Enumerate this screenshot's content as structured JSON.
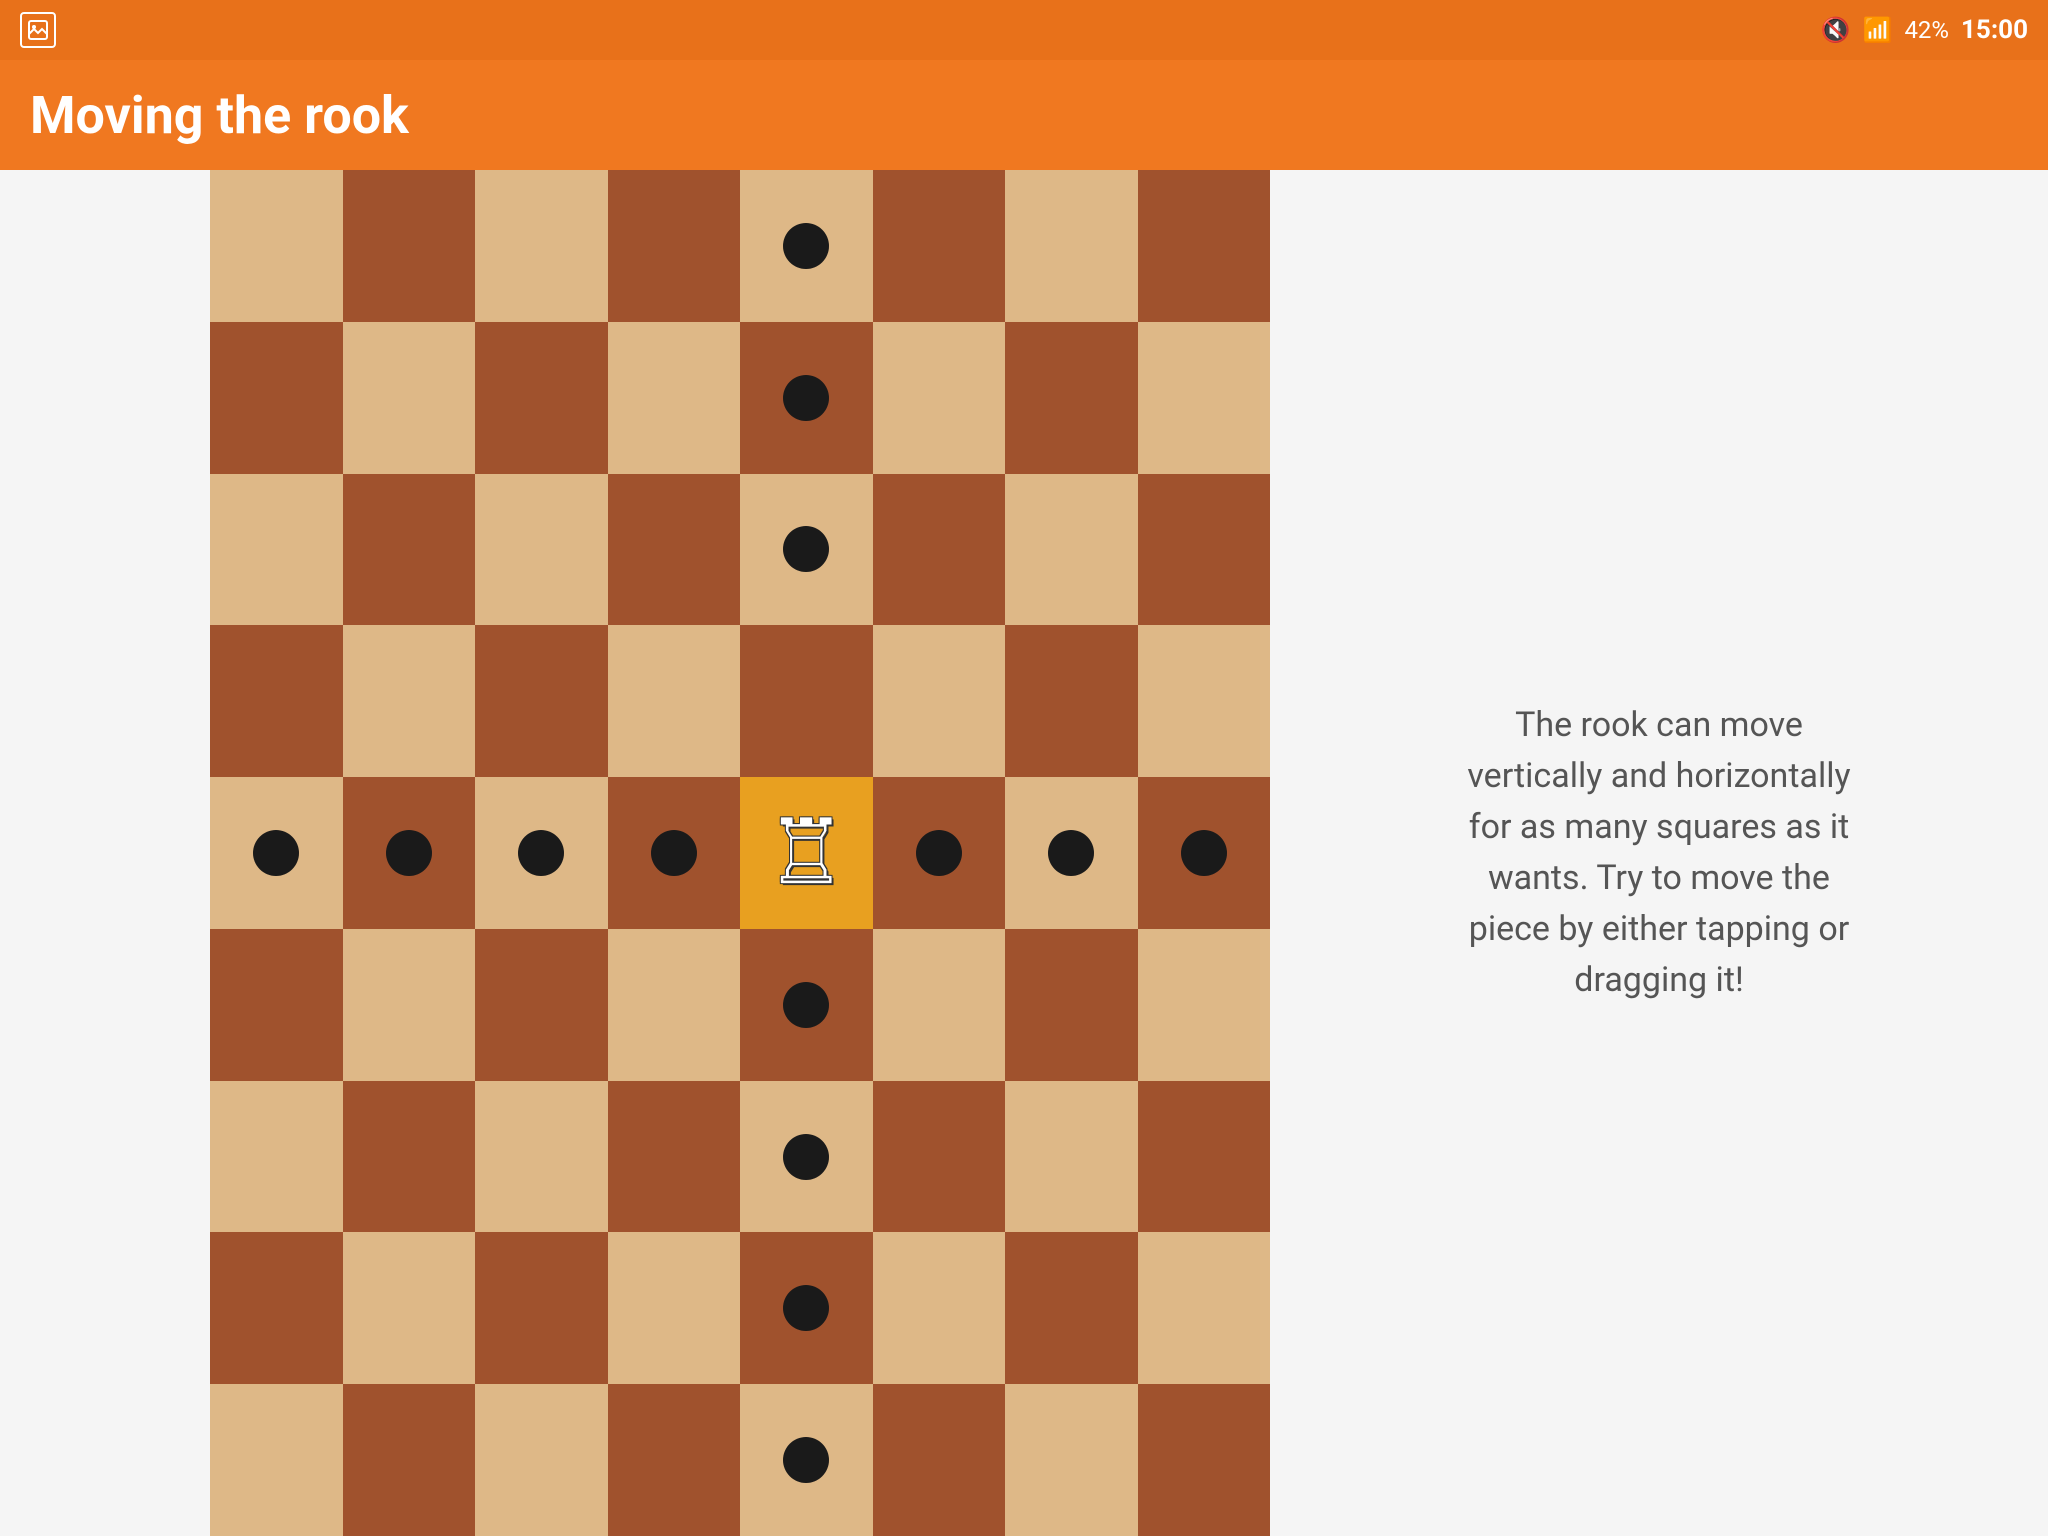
{
  "status_bar": {
    "battery": "42%",
    "time": "15:00"
  },
  "app_bar": {
    "title": "Moving the rook"
  },
  "info_panel": {
    "description": "The rook can move vertically and horizontally for as many squares as it wants. Try to move the piece by either tapping or dragging it!"
  },
  "board": {
    "rows": 9,
    "cols": 8,
    "rook_row": 4,
    "rook_col": 4,
    "highlighted_row": 4,
    "highlighted_col": 4,
    "move_dots": [
      [
        0,
        4
      ],
      [
        1,
        4
      ],
      [
        2,
        4
      ],
      [
        4,
        0
      ],
      [
        4,
        1
      ],
      [
        4,
        2
      ],
      [
        4,
        3
      ],
      [
        4,
        5
      ],
      [
        4,
        6
      ],
      [
        4,
        7
      ],
      [
        5,
        4
      ],
      [
        6,
        4
      ],
      [
        7,
        4
      ],
      [
        8,
        4
      ]
    ]
  }
}
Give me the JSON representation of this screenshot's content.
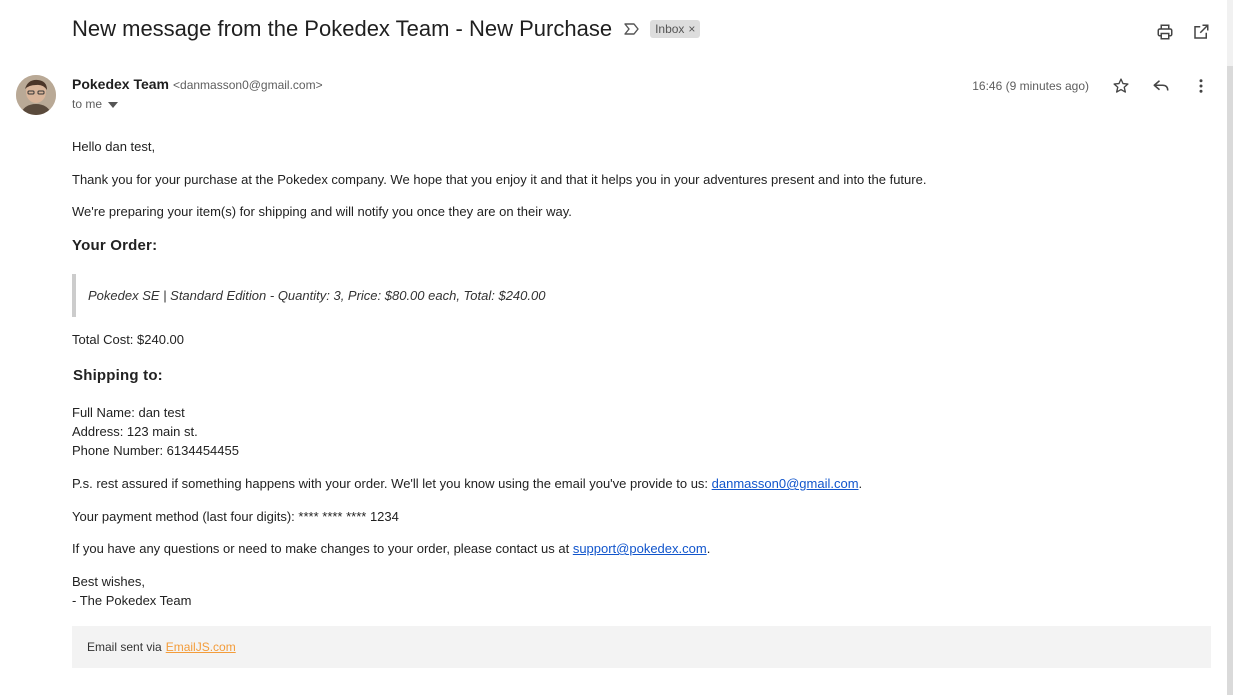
{
  "email": {
    "subject": "New message from the Pokedex Team - New Purchase",
    "label": "Inbox",
    "label_close": "×",
    "sender_name": "Pokedex Team",
    "sender_email": "<danmasson0@gmail.com>",
    "to": "to me",
    "timestamp": "16:46 (9 minutes ago)"
  },
  "body": {
    "greeting": "Hello dan test,",
    "thanks": "Thank you for your purchase at the Pokedex company. We hope that you enjoy it and that it helps you in your adventures present and into the future.",
    "preparing": "We're preparing your item(s) for shipping and will notify you once they are on their way.",
    "order_heading": "Your Order:",
    "order_line": "Pokedex SE | Standard Edition - Quantity: 3, Price: $80.00 each, Total: $240.00",
    "total_cost": "Total Cost: $240.00",
    "shipping_heading": "Shipping to:",
    "full_name": "Full Name: dan test",
    "address": "Address: 123 main st.",
    "phone": "Phone Number: 6134454455",
    "ps_text": "P.s. rest assured if something happens with your order. We'll let you know using the email you've provide to us: ",
    "ps_email": "danmasson0@gmail.com",
    "ps_end": ".",
    "payment": "Your payment method (last four digits): **** **** **** 1234",
    "questions_text": "If you have any questions or need to make changes to your order, please contact us at ",
    "support_email": "support@pokedex.com",
    "questions_end": ".",
    "sign_1": "Best wishes,",
    "sign_2": "- The Pokedex Team"
  },
  "footer": {
    "text": "Email sent via",
    "link": "EmailJS.com"
  },
  "icons": {
    "importance": "importance-marker-icon",
    "print": "print-icon",
    "open_new_window": "open-in-new-window-icon",
    "star": "star-icon",
    "reply": "reply-icon",
    "more": "more-vert-icon",
    "dropdown": "caret-down-icon"
  },
  "colors": {
    "link": "#1155cc",
    "footer_link": "#f39c3a",
    "label_bg": "#dddddd",
    "footer_bg": "#f3f3f3"
  }
}
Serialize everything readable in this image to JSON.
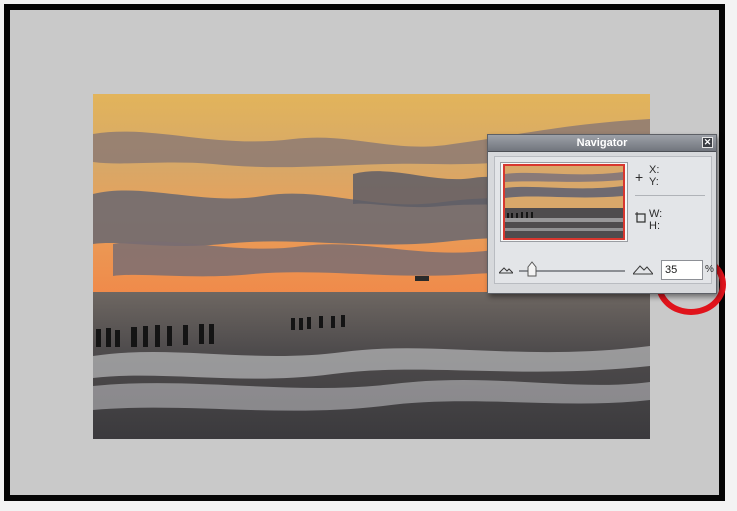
{
  "navigator": {
    "title": "Navigator",
    "close_glyph": "✕",
    "x_label": "X:",
    "y_label": "Y:",
    "w_label": "W:",
    "h_label": "H:",
    "zoom_value": "35",
    "zoom_unit": "%",
    "zoom_slider_level": 0.12
  },
  "icons": {
    "crosshair": "crosshair-icon",
    "selection_size": "selection-size-icon",
    "zoom_out": "zoom-out-mountain-icon",
    "zoom_in": "zoom-in-mountain-icon",
    "close": "close-icon"
  },
  "colors": {
    "view_rectangle": "#d8372f",
    "highlight_ring": "#e0131b",
    "canvas_background": "#c9c9c9",
    "frame": "#050505"
  }
}
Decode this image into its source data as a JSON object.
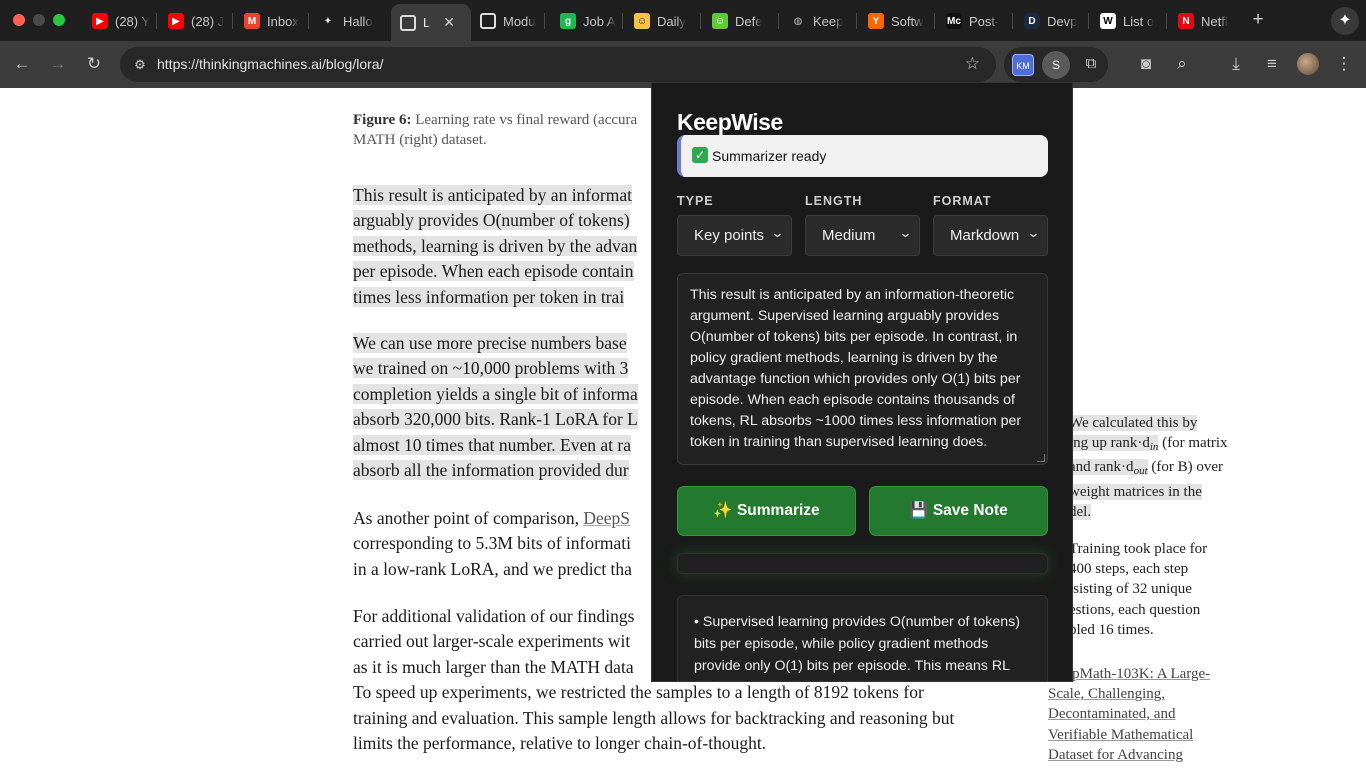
{
  "browser": {
    "tabs": [
      {
        "title": "(28) Y",
        "icon": "youtube-icon",
        "color": "#ff0000",
        "glyph": "▶"
      },
      {
        "title": "(28) J",
        "icon": "youtube-icon",
        "color": "#ff0000",
        "glyph": "▶"
      },
      {
        "title": "Inbox",
        "icon": "gmail-icon",
        "color": "#ea4335",
        "glyph": "M"
      },
      {
        "title": "Hallo",
        "icon": "sparkle-icon",
        "color": "#ffffff",
        "glyph": "✦"
      },
      {
        "title": "L",
        "icon": "page-icon",
        "color": "#dddddd",
        "glyph": "□",
        "active": true
      },
      {
        "title": "Modu",
        "icon": "page-icon",
        "color": "#dddddd",
        "glyph": "□"
      },
      {
        "title": "Job A",
        "icon": "job-icon",
        "color": "#1db954",
        "glyph": "g"
      },
      {
        "title": "Daily",
        "icon": "emoji-icon",
        "color": "#f6c343",
        "glyph": "☺"
      },
      {
        "title": "Defe",
        "icon": "emoji-icon",
        "color": "#62c83c",
        "glyph": "☺"
      },
      {
        "title": "Keep",
        "icon": "globe-icon",
        "color": "#bdbdbd",
        "glyph": "◍"
      },
      {
        "title": "Softw",
        "icon": "ycombinator-icon",
        "color": "#ff6600",
        "glyph": "Y"
      },
      {
        "title": "Post-",
        "icon": "mc-icon",
        "color": "#111111",
        "glyph": "Mc"
      },
      {
        "title": "Devp",
        "icon": "d-icon",
        "color": "#1b2a41",
        "glyph": "D"
      },
      {
        "title": "List o",
        "icon": "wikipedia-icon",
        "color": "#ffffff",
        "glyph": "W"
      },
      {
        "title": "Netfl",
        "icon": "netflix-icon",
        "color": "#e50914",
        "glyph": "N"
      }
    ],
    "url": "https://thinkingmachines.ai/blog/lora/",
    "profile_letter": "S",
    "extension_label": "KM"
  },
  "article": {
    "caption_label": "Figure 6:",
    "caption_rest": "Learning rate vs final reward (accura",
    "caption_line2": "MATH (right) dataset.",
    "para1": [
      "This result is anticipated by an informat",
      "arguably provides O(number of tokens)",
      "methods, learning is driven by the advan",
      "per episode. When each episode contain",
      "times less information per token in trai"
    ],
    "para2": [
      "We can use more precise numbers base",
      "we trained on ~10,000 problems with 3",
      "completion yields a single bit of informa",
      "absorb 320,000 bits. Rank-1 LoRA for L",
      "almost 10 times that number. Even at ra",
      "absorb all the information provided dur"
    ],
    "para3_prefix": "As another point of comparison,",
    "para3_link": "DeepS",
    "para3": [
      "corresponding to 5.3M bits of informati",
      "in a low-rank LoRA, and we predict tha"
    ],
    "para4": [
      "For additional validation of our findings",
      "carried out larger-scale experiments wit",
      "as it is much larger than the MATH data",
      "To speed up experiments, we restricted the samples to a length of 8192 tokens for",
      "training and evaluation. This sample length allows for backtracking and reasoning but",
      "limits the performance, relative to longer chain-of-thought."
    ],
    "side1": [
      "We calculated this by",
      "ing up rank·d",
      "and rank·d",
      "weight matrices in the",
      "del."
    ],
    "side1_sub_in": "in",
    "side1_sub_in_rest": " (for matrix",
    "side1_sub_out": "out",
    "side1_sub_out_rest": " (for B) over",
    "side2": [
      "Training took place for",
      "400 steps, each step",
      "isisting of 32 unique",
      "estions, each question",
      "pled 16 times."
    ],
    "side3": [
      "DeepMath-103K: A Large-",
      "Scale, Challenging,",
      "Decontaminated, and",
      "Verifiable Mathematical",
      "Dataset for Advancing"
    ]
  },
  "popup": {
    "title": "KeepWise",
    "status": "Summarizer ready",
    "type_label": "TYPE",
    "length_label": "LENGTH",
    "format_label": "FORMAT",
    "type_value": "Key points",
    "length_value": "Medium",
    "format_value": "Markdown",
    "input_text": "This result is anticipated by an information-theoretic argument. Supervised learning arguably provides O(number of tokens) bits per episode. In contrast, in policy gradient methods, learning is driven by the advantage function which provides only O(1) bits per episode. When each episode contains thousands of tokens, RL absorbs ~1000 times less information per token in training than supervised learning does.",
    "summarize_label": "✨ Summarize",
    "save_label": "💾 Save Note",
    "summary_text": "• Supervised learning provides O(number of tokens) bits per episode, while policy gradient methods provide only O(1) bits per episode. This means RL"
  }
}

━━━━━━━━

## DO THIS
From the data above, copy out every line with the string "each" in it.

## FINAL ANSWER
    "order_line": "Pokedex SE | Standard Edition - Quantity: 3, Price: $80.00 each, Total: $240.00",
      "per episode. When each episode contain",
      "400 steps, each step",
      "estions, each question",
    "input_text": "This result is anticipated by an information-theoretic argument. Supervised learning arguably provides O(number of tokens) bits per episode. In contrast, in policy gradient methods, learning is driven by the advantage function which provides only O(1) bits per episode. When each episode contains thousands of tokens, RL absorbs ~1000 times less information per token in training than supervised learning does.",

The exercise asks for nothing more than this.